§ Dataset content
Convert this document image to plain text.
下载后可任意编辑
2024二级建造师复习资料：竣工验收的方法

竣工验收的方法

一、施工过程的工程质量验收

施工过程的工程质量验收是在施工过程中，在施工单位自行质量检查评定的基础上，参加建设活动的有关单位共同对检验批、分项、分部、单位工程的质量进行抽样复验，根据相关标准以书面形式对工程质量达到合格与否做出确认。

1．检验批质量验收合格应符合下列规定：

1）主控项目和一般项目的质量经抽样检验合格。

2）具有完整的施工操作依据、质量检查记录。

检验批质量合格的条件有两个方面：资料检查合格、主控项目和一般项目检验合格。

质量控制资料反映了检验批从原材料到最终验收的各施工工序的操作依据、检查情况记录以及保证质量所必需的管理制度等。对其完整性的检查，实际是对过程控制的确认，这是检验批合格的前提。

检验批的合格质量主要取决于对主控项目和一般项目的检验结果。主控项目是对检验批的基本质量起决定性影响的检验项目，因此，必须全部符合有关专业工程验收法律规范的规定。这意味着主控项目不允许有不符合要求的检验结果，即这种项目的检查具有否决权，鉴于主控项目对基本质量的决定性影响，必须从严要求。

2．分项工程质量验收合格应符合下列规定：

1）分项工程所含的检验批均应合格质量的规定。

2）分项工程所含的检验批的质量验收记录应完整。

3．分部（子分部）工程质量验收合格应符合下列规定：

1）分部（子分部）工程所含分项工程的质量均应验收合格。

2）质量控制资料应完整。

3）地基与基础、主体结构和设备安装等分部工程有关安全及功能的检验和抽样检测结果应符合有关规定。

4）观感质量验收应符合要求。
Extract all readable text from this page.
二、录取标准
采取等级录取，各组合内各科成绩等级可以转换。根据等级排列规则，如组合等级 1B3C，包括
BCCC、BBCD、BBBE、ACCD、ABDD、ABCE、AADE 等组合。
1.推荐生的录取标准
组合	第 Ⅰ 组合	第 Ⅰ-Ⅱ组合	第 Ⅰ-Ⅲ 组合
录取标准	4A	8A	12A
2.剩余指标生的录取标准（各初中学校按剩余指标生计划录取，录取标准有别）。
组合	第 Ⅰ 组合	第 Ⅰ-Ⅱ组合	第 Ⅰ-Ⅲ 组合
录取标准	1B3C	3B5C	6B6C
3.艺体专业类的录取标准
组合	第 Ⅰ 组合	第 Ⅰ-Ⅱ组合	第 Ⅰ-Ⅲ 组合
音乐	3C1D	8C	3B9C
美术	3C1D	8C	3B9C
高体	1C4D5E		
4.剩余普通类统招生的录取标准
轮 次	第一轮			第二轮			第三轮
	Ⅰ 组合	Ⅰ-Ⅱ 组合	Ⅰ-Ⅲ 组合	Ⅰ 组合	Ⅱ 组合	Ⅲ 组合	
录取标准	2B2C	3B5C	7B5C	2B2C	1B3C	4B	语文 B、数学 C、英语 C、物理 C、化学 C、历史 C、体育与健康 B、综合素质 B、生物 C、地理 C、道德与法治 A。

§ Stated problem
Go through the lines above. Select every one that has the string "text".

§ Problem solution
Convert this document image to plain text.
Extract all readable text from this page.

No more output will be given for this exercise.